## BEGIN Materials provided

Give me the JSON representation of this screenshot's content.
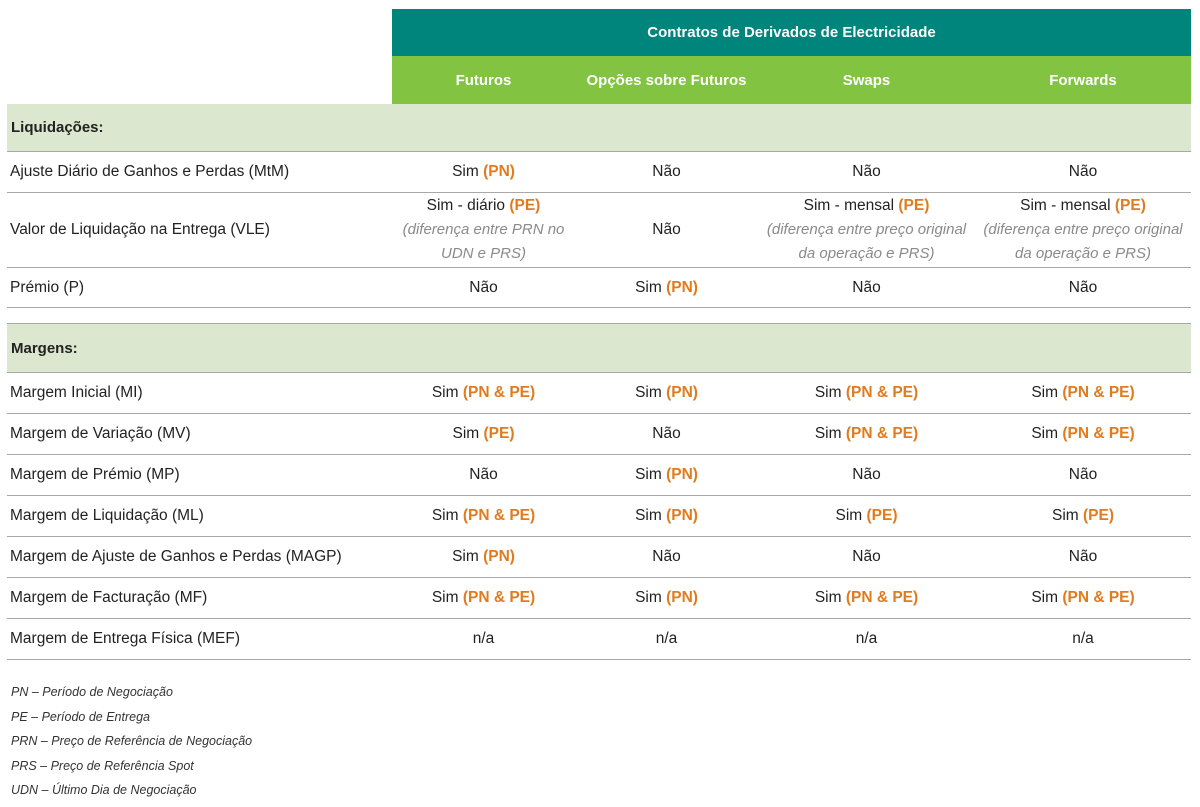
{
  "header": {
    "title": "Contratos de Derivados de Electricidade",
    "columns": [
      "Futuros",
      "Opções sobre Futuros",
      "Swaps",
      "Forwards"
    ]
  },
  "sections": [
    {
      "title": "Liquidações:",
      "rows": [
        {
          "label": "Ajuste Diário de Ganhos e Perdas (MtM)",
          "cells": [
            {
              "text": "Sim",
              "tag": "(PN)"
            },
            {
              "text": "Não",
              "tag": ""
            },
            {
              "text": "Não",
              "tag": ""
            },
            {
              "text": "Não",
              "tag": ""
            }
          ]
        },
        {
          "label": "Valor de Liquidação na Entrega (VLE)",
          "cells": [
            {
              "text": "Sim - diário",
              "tag": "(PE)",
              "note1": "(diferença entre PRN no",
              "note2": "UDN e PRS)"
            },
            {
              "text": "Não",
              "tag": ""
            },
            {
              "text": "Sim - mensal",
              "tag": "(PE)",
              "note1": "(diferença entre preço original",
              "note2": "da operação e PRS)"
            },
            {
              "text": "Sim - mensal",
              "tag": "(PE)",
              "note1": "(diferença entre preço original",
              "note2": "da operação e PRS)"
            }
          ]
        },
        {
          "label": "Prémio (P)",
          "cells": [
            {
              "text": "Não",
              "tag": ""
            },
            {
              "text": "Sim",
              "tag": "(PN)"
            },
            {
              "text": "Não",
              "tag": ""
            },
            {
              "text": "Não",
              "tag": ""
            }
          ]
        }
      ]
    },
    {
      "title": "Margens:",
      "rows": [
        {
          "label": "Margem Inicial (MI)",
          "cells": [
            {
              "text": "Sim",
              "tag": "(PN & PE)"
            },
            {
              "text": "Sim",
              "tag": "(PN)"
            },
            {
              "text": "Sim",
              "tag": "(PN & PE)"
            },
            {
              "text": "Sim",
              "tag": "(PN & PE)"
            }
          ]
        },
        {
          "label": "Margem de Variação (MV)",
          "cells": [
            {
              "text": "Sim",
              "tag": "(PE)"
            },
            {
              "text": "Não",
              "tag": ""
            },
            {
              "text": "Sim",
              "tag": "(PN & PE)"
            },
            {
              "text": "Sim",
              "tag": "(PN & PE)"
            }
          ]
        },
        {
          "label": "Margem de Prémio (MP)",
          "cells": [
            {
              "text": "Não",
              "tag": ""
            },
            {
              "text": "Sim",
              "tag": "(PN)"
            },
            {
              "text": "Não",
              "tag": ""
            },
            {
              "text": "Não",
              "tag": ""
            }
          ]
        },
        {
          "label": "Margem de Liquidação (ML)",
          "cells": [
            {
              "text": "Sim",
              "tag": "(PN & PE)"
            },
            {
              "text": "Sim",
              "tag": "(PN)"
            },
            {
              "text": "Sim",
              "tag": "(PE)"
            },
            {
              "text": "Sim",
              "tag": "(PE)"
            }
          ]
        },
        {
          "label": "Margem de Ajuste de Ganhos e Perdas (MAGP)",
          "cells": [
            {
              "text": "Sim",
              "tag": "(PN)"
            },
            {
              "text": "Não",
              "tag": ""
            },
            {
              "text": "Não",
              "tag": ""
            },
            {
              "text": "Não",
              "tag": ""
            }
          ]
        },
        {
          "label": "Margem de Facturação (MF)",
          "cells": [
            {
              "text": "Sim",
              "tag": "(PN & PE)"
            },
            {
              "text": "Sim",
              "tag": "(PN)"
            },
            {
              "text": "Sim",
              "tag": "(PN & PE)"
            },
            {
              "text": "Sim",
              "tag": "(PN & PE)"
            }
          ]
        },
        {
          "label": "Margem de Entrega Física (MEF)",
          "cells": [
            {
              "text": "n/a",
              "tag": ""
            },
            {
              "text": "n/a",
              "tag": ""
            },
            {
              "text": "n/a",
              "tag": ""
            },
            {
              "text": "n/a",
              "tag": ""
            }
          ]
        }
      ]
    }
  ],
  "legend": [
    "PN – Período de Negociação",
    "PE – Período de Entrega",
    "PRN – Preço de Referência de Negociação",
    "PRS – Preço de Referência Spot",
    "UDN – Último Dia de Negociação"
  ],
  "colors": {
    "header_dark": "#00857c",
    "header_light": "#82c341",
    "section_bg": "#dbe8cf",
    "accent": "#e07b1f"
  }
}
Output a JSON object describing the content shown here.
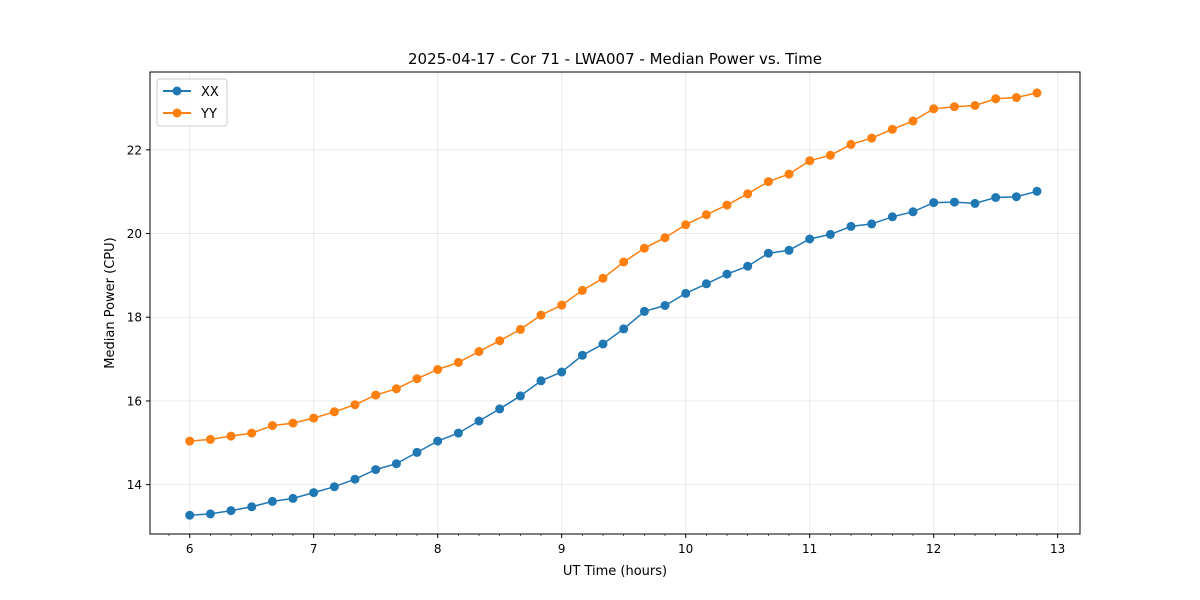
{
  "chart_data": {
    "type": "line",
    "title": "2025-04-17 - Cor 71 - LWA007 - Median Power vs. Time",
    "xlabel": "UT Time (hours)",
    "ylabel": "Median Power (CPU)",
    "xlim": [
      5.68,
      13.18
    ],
    "ylim": [
      12.82,
      23.86
    ],
    "xticks": [
      6,
      7,
      8,
      9,
      10,
      11,
      12,
      13
    ],
    "yticks": [
      14,
      16,
      18,
      20,
      22
    ],
    "grid": true,
    "legend_position": "top-left",
    "x": [
      6.0,
      6.1667,
      6.3333,
      6.5,
      6.6667,
      6.8333,
      7.0,
      7.1667,
      7.3333,
      7.5,
      7.6667,
      7.8333,
      8.0,
      8.1667,
      8.3333,
      8.5,
      8.6667,
      8.8333,
      9.0,
      9.1667,
      9.3333,
      9.5,
      9.6667,
      9.8333,
      10.0,
      10.1667,
      10.3333,
      10.5,
      10.6667,
      10.8333,
      11.0,
      11.1667,
      11.3333,
      11.5,
      11.6667,
      11.8333,
      12.0,
      12.1667,
      12.3333,
      12.5,
      12.6667,
      12.8333
    ],
    "series": [
      {
        "name": "XX",
        "color": "#1f77b4",
        "values": [
          13.27,
          13.3,
          13.38,
          13.47,
          13.6,
          13.67,
          13.81,
          13.95,
          14.13,
          14.36,
          14.5,
          14.77,
          15.04,
          15.23,
          15.52,
          15.81,
          16.12,
          16.48,
          16.69,
          17.09,
          17.36,
          17.72,
          18.14,
          18.28,
          18.57,
          18.8,
          19.03,
          19.22,
          19.53,
          19.6,
          19.87,
          19.98,
          20.17,
          20.23,
          20.4,
          20.52,
          20.74,
          20.75,
          20.72,
          20.86,
          20.88,
          21.01
        ]
      },
      {
        "name": "YY",
        "color": "#ff7f0e",
        "values": [
          15.04,
          15.08,
          15.16,
          15.23,
          15.41,
          15.47,
          15.59,
          15.74,
          15.91,
          16.14,
          16.29,
          16.53,
          16.75,
          16.92,
          17.18,
          17.44,
          17.71,
          18.05,
          18.29,
          18.64,
          18.93,
          19.32,
          19.65,
          19.9,
          20.21,
          20.45,
          20.68,
          20.95,
          21.24,
          21.42,
          21.74,
          21.87,
          22.13,
          22.28,
          22.49,
          22.69,
          22.98,
          23.03,
          23.06,
          23.22,
          23.25,
          23.36
        ]
      }
    ]
  }
}
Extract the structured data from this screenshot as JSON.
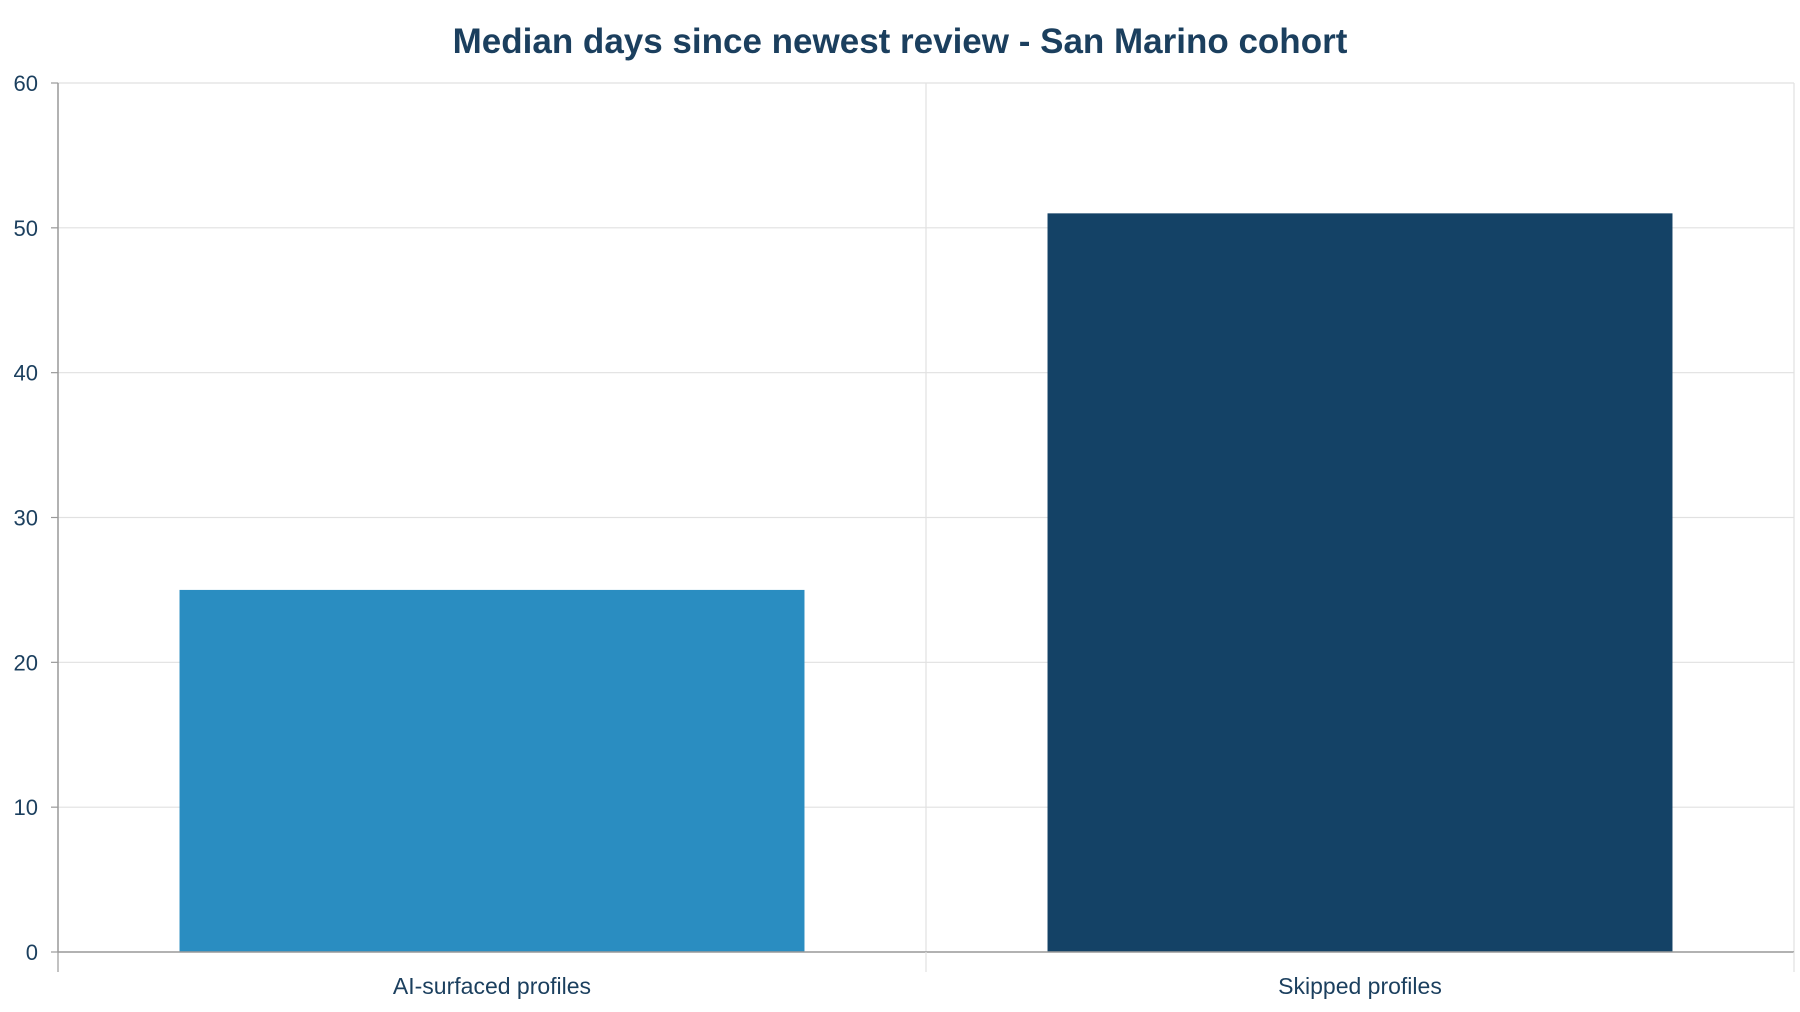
{
  "chart_data": {
    "type": "bar",
    "title": "Median days since newest review - San Marino cohort",
    "xlabel": "",
    "ylabel": "",
    "categories": [
      "AI-surfaced profiles",
      "Skipped profiles"
    ],
    "values": [
      25,
      51
    ],
    "bar_colors": [
      "#2a8dc1",
      "#144266"
    ],
    "ylim": [
      0,
      60
    ],
    "yticks": [
      0,
      10,
      20,
      30,
      40,
      50,
      60
    ],
    "grid": true,
    "legend": "none"
  },
  "colors": {
    "text": "#1b3f5e",
    "grid": "#e1e1e1",
    "axis": "#999999",
    "background": "#ffffff"
  }
}
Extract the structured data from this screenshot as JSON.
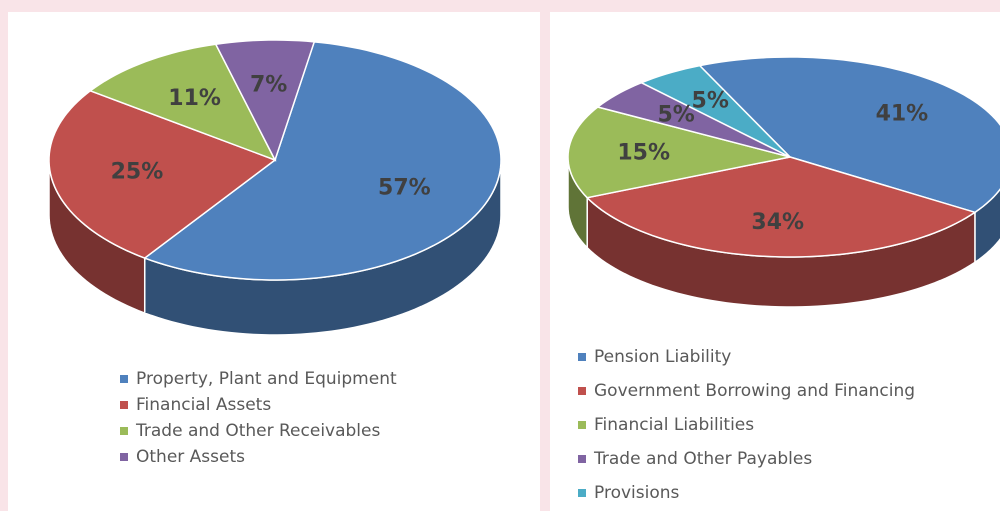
{
  "chart_data": [
    {
      "type": "pie",
      "categories": [
        "Property, Plant and Equipment",
        "Financial Assets",
        "Trade and Other Receivables",
        "Other Assets"
      ],
      "values": [
        57,
        25,
        11,
        7
      ],
      "value_labels": [
        "57%",
        "25%",
        "11%",
        "7%"
      ],
      "colors": [
        "#4f81bd",
        "#c0504d",
        "#9bbb59",
        "#8064a2"
      ]
    },
    {
      "type": "pie",
      "categories": [
        "Pension Liability",
        "Government Borrowing and Financing",
        "Financial Liabilities",
        "Trade and Other Payables",
        "Provisions"
      ],
      "values": [
        41,
        34,
        15,
        5,
        5
      ],
      "value_labels": [
        "41%",
        "34%",
        "15%",
        "5%",
        "5%"
      ],
      "colors": [
        "#4f81bd",
        "#c0504d",
        "#9bbb59",
        "#8064a2",
        "#4bacc6"
      ]
    }
  ]
}
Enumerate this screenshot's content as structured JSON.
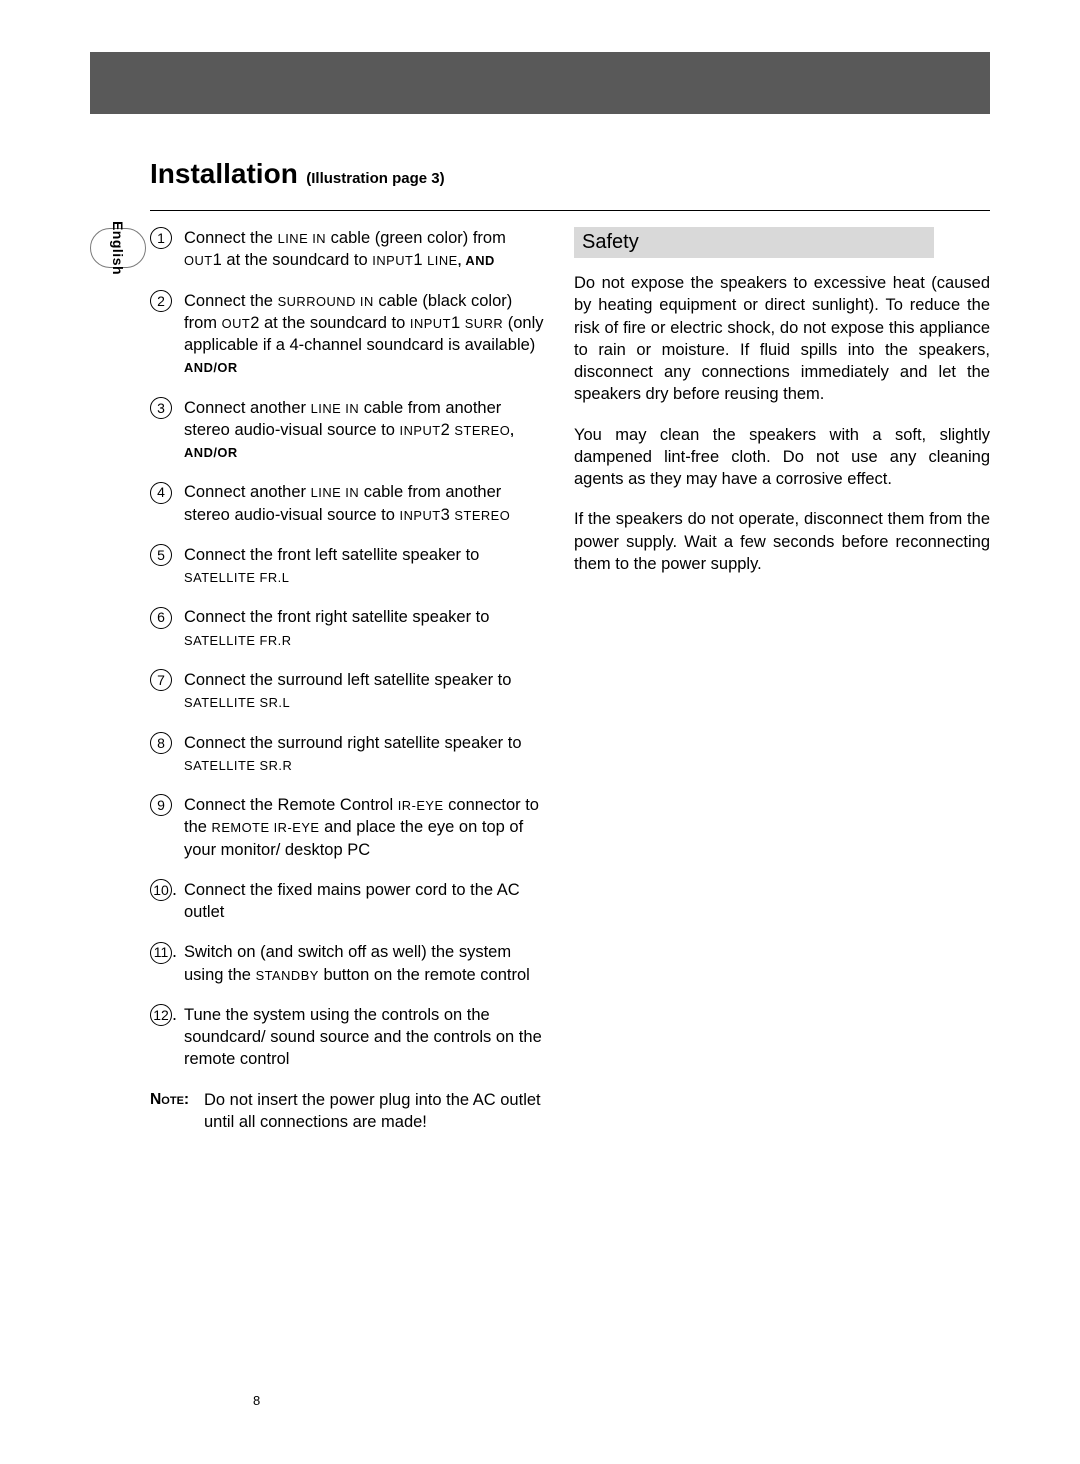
{
  "colors": {
    "topbar": "#595959",
    "safety_bg": "#d9d9d9",
    "text": "#000000",
    "page_bg": "#ffffff",
    "tab_border": "#7a7a7a"
  },
  "lang_tab": "English",
  "title": {
    "main": "Installation",
    "sub": "(Illustration page 3)"
  },
  "steps": [
    {
      "n": "1",
      "body_html": "Connect the <span class='caps'>LINE IN</span> cable (green color) from <span class='caps'>OUT</span>1 at the soundcard to <span class='caps'>INPUT</span>1 <span class='caps'>LINE</span><span class='tag'>, AND</span>"
    },
    {
      "n": "2",
      "body_html": "Connect the <span class='caps'>SURROUND IN</span> cable (black color) from <span class='caps'>OUT</span>2 at the soundcard to <span class='caps'>INPUT</span>1 <span class='caps'>SURR</span> (only applicable if a 4-channel soundcard is available)<span class='tag'> AND/OR</span>"
    },
    {
      "n": "3",
      "body_html": "Connect another <span class='caps'>LINE IN</span> cable from another stereo audio-visual source to <span class='caps'>INPUT</span>2 <span class='caps'>STEREO</span><span class='tag'>, AND/OR</span>"
    },
    {
      "n": "4",
      "body_html": "Connect another <span class='caps'>LINE IN</span> cable from another stereo audio-visual source to <span class='caps'>INPUT</span>3 <span class='caps'>STEREO</span>"
    },
    {
      "n": "5",
      "body_html": "Connect the front left satellite speaker to <span class='caps'>SATELLITE FR.L</span>"
    },
    {
      "n": "6",
      "body_html": "Connect the front right satellite speaker to <span class='caps'>SATELLITE FR.R</span>"
    },
    {
      "n": "7",
      "body_html": "Connect the surround left satellite speaker to <span class='caps'>SATELLITE SR.L</span>"
    },
    {
      "n": "8",
      "body_html": "Connect the surround right satellite speaker to <span class='caps'>SATELLITE SR.R</span>"
    },
    {
      "n": "9",
      "body_html": "Connect the Remote Control <span class='caps'>IR-EYE</span> connector to the <span class='caps'>REMOTE IR-EYE</span> and place the eye on top of your monitor/ desktop PC"
    },
    {
      "n": "10",
      "suffix": ".",
      "body_html": "Connect the fixed mains power cord to the AC outlet"
    },
    {
      "n": "11",
      "suffix": ".",
      "body_html": "Switch on (and switch off as well) the system using the <span class='caps'>STANDBY</span> button on the remote control"
    },
    {
      "n": "12",
      "suffix": ".",
      "body_html": "Tune the system using the controls on the soundcard/ sound source and the controls on the remote control"
    }
  ],
  "note": {
    "label": "Note:",
    "text": "Do not insert the power plug into the AC outlet until all connections are made!"
  },
  "safety": {
    "heading": "Safety",
    "paras": [
      "Do not expose the speakers to excessive heat (caused by heating equipment or direct sunlight). To reduce the risk of fire or electric shock, do not expose this appliance to rain or moisture. If fluid spills into the speakers, disconnect any connections immediately and let the speakers dry before reusing them.",
      "You may clean the speakers with a soft, slightly dampened lint-free cloth. Do not use any cleaning agents as they may have a corrosive effect.",
      "If the speakers do not operate, disconnect them from the power supply. Wait a few seconds before reconnecting them to the power supply."
    ]
  },
  "page_number": "8"
}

## END Materials provided

• **Exercise task**: Find the lines that include the string "Ganhos", then copy each of them.

• **Exercise output**:
          "label": "Ajuste Diário de Ganhos e Perdas (MtM)",
          "label": "Margem de Ajuste de Ganhos e Perdas (MAGP)",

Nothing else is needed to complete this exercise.